## Given information
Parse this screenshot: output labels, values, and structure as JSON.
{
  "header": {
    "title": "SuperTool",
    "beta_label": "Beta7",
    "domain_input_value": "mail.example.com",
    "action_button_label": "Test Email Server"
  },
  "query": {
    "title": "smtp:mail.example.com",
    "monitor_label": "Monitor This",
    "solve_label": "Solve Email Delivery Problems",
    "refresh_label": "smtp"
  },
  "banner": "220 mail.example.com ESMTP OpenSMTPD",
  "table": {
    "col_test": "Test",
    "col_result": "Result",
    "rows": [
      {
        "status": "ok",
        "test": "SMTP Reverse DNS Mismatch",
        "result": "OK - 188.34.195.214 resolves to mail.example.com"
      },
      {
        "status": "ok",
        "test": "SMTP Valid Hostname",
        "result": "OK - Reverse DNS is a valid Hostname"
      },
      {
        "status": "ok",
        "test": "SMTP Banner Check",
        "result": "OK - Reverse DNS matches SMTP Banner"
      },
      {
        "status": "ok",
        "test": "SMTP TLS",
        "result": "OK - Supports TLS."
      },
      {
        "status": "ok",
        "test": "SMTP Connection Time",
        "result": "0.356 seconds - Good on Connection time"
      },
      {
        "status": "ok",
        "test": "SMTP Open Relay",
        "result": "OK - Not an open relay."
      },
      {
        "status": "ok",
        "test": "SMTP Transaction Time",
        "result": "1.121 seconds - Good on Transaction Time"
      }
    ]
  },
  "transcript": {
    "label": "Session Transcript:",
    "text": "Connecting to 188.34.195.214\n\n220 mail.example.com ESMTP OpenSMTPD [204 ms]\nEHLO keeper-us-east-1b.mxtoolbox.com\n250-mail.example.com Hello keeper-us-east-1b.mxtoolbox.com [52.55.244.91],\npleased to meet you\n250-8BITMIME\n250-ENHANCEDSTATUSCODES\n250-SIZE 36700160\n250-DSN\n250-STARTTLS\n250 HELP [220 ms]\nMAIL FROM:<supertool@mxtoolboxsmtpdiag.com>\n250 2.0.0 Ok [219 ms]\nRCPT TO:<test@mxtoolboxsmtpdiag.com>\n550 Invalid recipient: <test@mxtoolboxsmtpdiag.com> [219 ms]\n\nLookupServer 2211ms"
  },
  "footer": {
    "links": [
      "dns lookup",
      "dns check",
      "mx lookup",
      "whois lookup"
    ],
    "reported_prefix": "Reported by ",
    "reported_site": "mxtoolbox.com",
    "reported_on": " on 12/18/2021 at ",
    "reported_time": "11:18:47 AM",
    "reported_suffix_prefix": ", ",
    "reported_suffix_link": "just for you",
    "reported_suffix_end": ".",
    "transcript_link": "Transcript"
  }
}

==

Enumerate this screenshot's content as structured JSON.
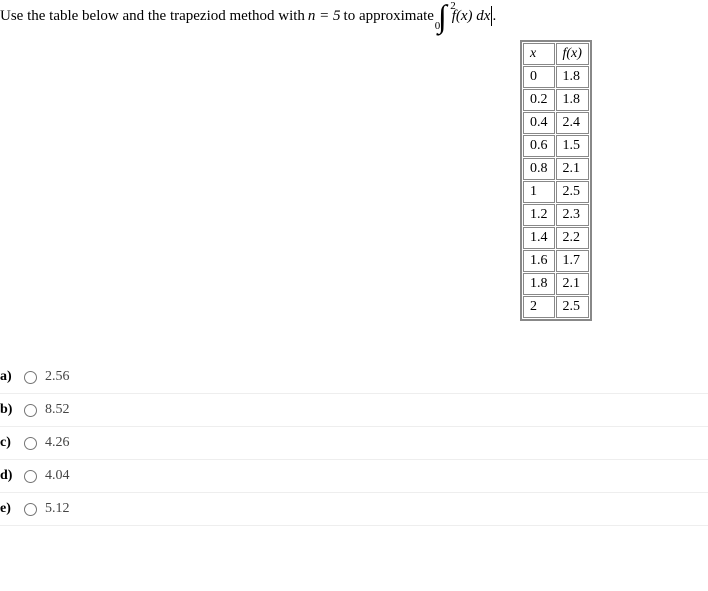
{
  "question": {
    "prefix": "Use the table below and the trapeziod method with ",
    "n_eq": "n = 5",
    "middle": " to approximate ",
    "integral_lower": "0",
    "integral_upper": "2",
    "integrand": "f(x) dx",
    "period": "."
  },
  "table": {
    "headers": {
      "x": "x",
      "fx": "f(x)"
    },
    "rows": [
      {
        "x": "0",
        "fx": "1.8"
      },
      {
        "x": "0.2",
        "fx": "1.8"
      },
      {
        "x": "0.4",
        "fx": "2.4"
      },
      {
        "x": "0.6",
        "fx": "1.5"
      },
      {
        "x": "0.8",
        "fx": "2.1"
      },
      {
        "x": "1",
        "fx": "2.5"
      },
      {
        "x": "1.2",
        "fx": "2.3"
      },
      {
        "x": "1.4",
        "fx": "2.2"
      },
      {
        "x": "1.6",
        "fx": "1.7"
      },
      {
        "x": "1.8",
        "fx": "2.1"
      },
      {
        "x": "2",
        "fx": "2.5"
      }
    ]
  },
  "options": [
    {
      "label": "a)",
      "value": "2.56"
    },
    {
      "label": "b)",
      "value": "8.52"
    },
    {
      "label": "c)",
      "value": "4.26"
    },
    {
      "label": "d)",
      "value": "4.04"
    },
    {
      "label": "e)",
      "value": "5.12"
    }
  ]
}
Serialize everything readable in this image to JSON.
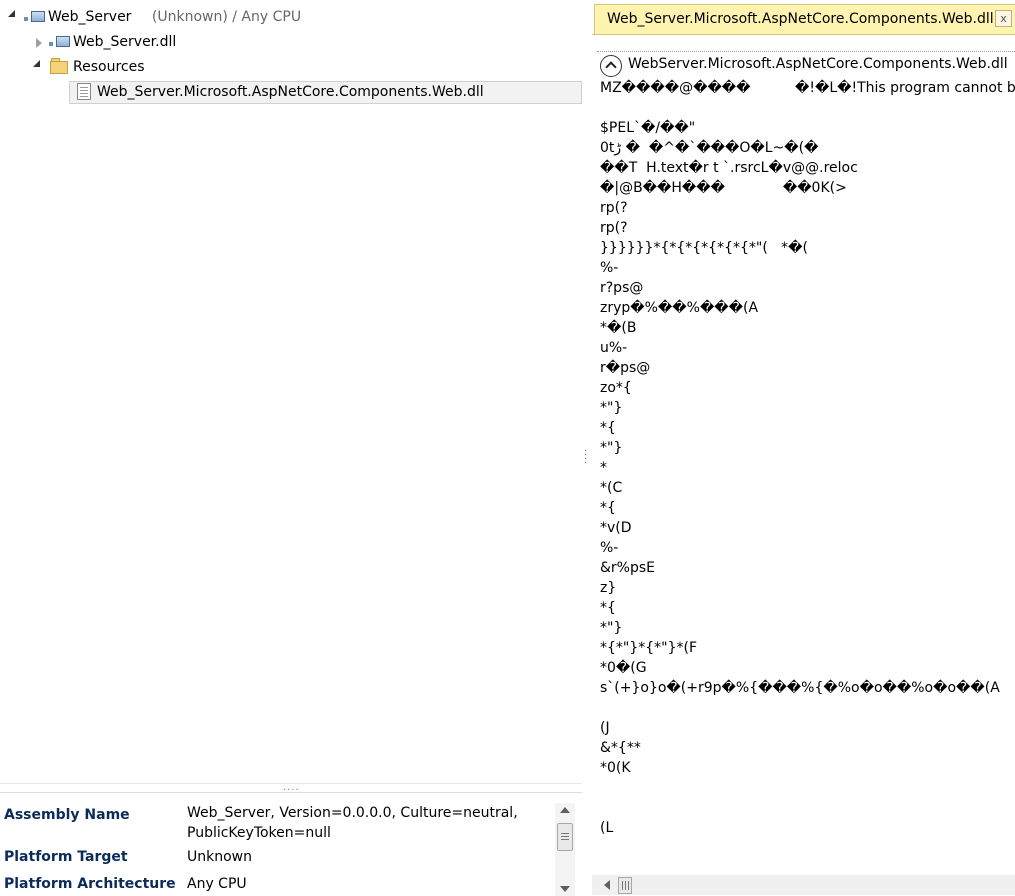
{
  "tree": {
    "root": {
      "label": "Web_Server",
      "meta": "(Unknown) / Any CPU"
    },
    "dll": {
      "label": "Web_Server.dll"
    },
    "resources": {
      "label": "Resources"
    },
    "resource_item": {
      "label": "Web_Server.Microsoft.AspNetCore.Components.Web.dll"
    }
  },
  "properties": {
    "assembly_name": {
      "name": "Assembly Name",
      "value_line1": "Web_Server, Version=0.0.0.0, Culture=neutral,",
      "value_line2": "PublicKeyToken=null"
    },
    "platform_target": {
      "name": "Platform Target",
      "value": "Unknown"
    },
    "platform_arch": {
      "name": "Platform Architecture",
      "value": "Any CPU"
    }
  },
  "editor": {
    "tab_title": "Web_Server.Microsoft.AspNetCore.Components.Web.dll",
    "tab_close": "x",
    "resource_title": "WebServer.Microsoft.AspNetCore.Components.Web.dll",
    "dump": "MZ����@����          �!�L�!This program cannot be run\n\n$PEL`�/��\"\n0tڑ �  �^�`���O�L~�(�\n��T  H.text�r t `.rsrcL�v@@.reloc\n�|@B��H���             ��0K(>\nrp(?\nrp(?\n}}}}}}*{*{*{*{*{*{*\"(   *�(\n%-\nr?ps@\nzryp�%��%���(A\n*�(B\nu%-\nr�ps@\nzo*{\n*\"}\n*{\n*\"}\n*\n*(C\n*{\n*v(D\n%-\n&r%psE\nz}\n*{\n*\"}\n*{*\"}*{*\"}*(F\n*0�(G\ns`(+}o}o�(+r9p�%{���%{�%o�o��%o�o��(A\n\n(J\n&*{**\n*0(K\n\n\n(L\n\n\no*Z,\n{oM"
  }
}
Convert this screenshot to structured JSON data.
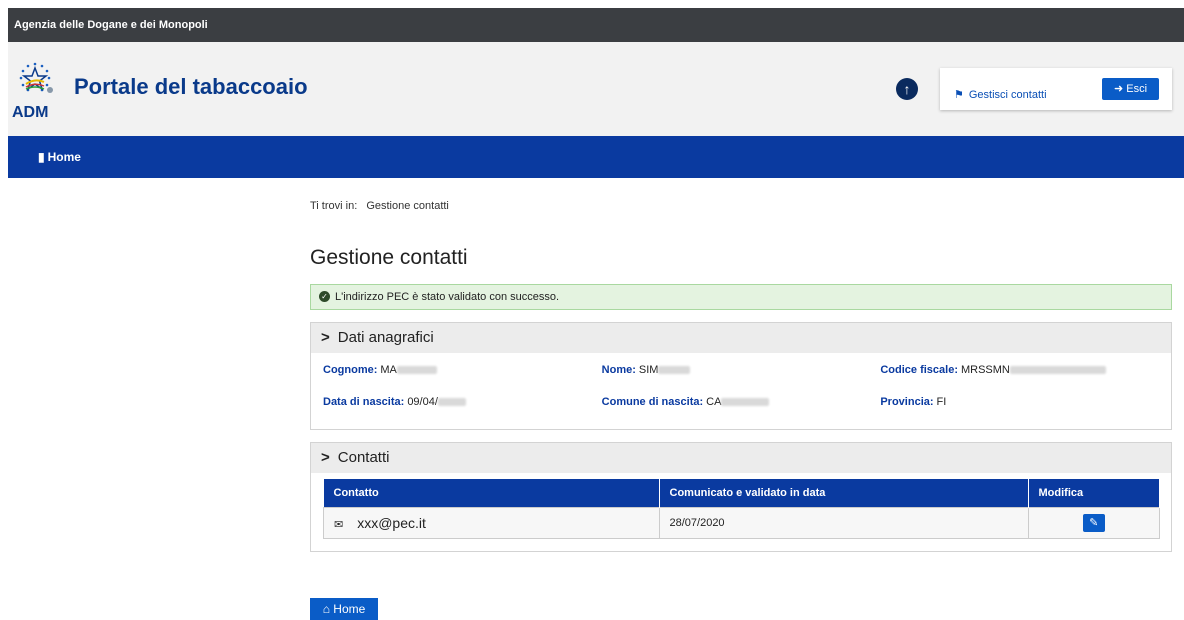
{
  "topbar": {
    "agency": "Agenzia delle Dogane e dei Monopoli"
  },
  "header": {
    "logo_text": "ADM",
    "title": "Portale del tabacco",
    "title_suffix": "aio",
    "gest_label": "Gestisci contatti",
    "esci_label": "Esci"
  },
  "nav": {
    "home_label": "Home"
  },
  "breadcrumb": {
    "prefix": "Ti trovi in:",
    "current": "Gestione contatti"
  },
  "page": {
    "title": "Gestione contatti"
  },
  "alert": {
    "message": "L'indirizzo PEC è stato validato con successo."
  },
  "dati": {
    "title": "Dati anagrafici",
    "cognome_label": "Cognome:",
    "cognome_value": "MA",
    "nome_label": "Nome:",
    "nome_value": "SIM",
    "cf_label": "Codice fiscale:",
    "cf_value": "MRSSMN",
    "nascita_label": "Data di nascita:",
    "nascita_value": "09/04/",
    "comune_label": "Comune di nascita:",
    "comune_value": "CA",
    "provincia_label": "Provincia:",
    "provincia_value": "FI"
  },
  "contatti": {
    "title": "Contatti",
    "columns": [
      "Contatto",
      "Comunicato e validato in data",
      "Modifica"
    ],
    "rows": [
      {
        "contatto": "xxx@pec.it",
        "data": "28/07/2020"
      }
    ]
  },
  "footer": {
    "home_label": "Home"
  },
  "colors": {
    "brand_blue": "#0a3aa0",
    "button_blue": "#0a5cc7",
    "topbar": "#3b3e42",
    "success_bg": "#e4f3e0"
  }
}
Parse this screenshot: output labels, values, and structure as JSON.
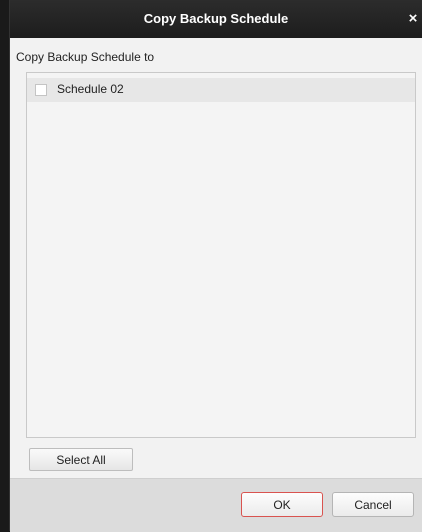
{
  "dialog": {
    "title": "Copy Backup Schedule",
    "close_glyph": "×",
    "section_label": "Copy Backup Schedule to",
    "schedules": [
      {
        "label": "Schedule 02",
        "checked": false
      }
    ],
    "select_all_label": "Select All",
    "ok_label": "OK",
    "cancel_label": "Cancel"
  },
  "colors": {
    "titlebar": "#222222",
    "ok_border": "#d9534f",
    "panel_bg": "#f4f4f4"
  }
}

---

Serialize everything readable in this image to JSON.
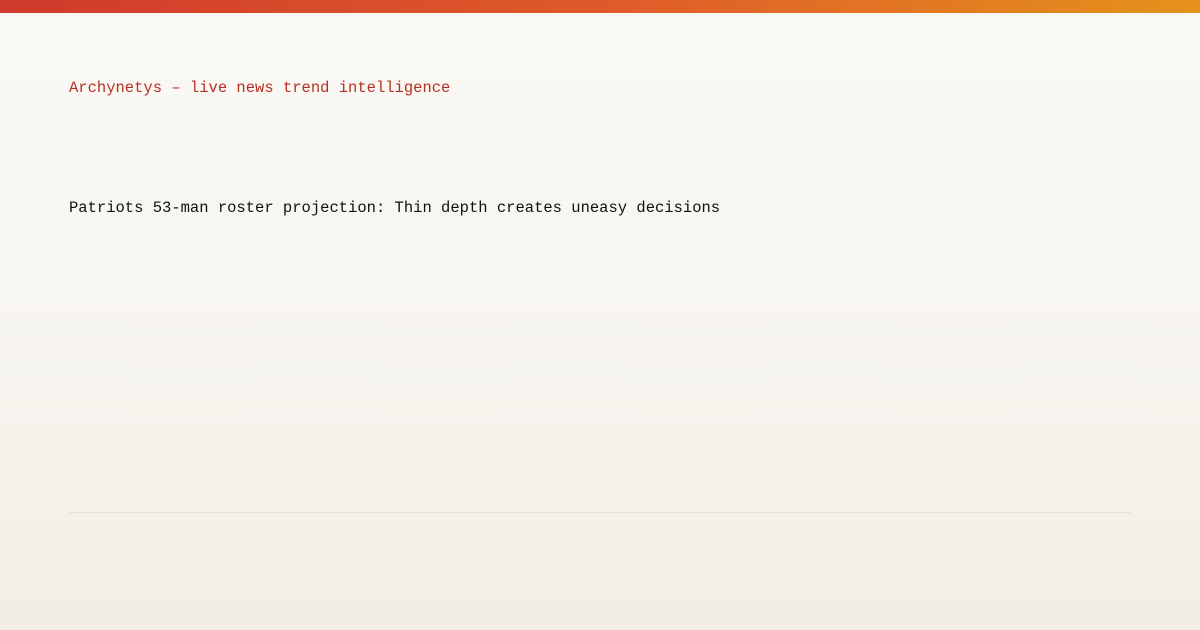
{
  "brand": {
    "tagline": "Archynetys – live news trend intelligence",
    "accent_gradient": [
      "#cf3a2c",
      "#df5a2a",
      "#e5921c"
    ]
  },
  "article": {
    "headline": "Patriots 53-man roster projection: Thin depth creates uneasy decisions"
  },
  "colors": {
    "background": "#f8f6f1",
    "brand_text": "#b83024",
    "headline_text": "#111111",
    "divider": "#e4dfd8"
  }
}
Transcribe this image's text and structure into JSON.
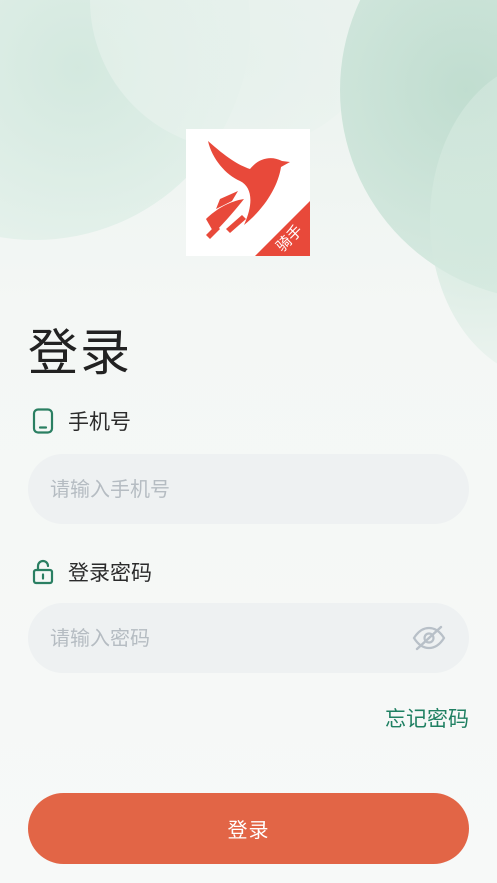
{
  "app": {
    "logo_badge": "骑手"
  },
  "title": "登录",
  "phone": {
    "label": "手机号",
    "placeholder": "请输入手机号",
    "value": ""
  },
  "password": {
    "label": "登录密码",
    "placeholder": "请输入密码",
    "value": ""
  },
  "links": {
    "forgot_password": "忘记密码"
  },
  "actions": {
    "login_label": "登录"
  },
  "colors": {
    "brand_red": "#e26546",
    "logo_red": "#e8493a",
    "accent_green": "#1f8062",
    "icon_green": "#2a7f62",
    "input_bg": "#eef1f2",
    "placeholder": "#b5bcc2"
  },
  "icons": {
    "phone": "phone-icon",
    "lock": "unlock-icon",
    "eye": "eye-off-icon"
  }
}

## Your objective
Copy out the lines in which the string "Backup" appears.

## Answer below
    "title": "Copy Backup Schedule",
    "section_label": "Copy Backup Schedule to",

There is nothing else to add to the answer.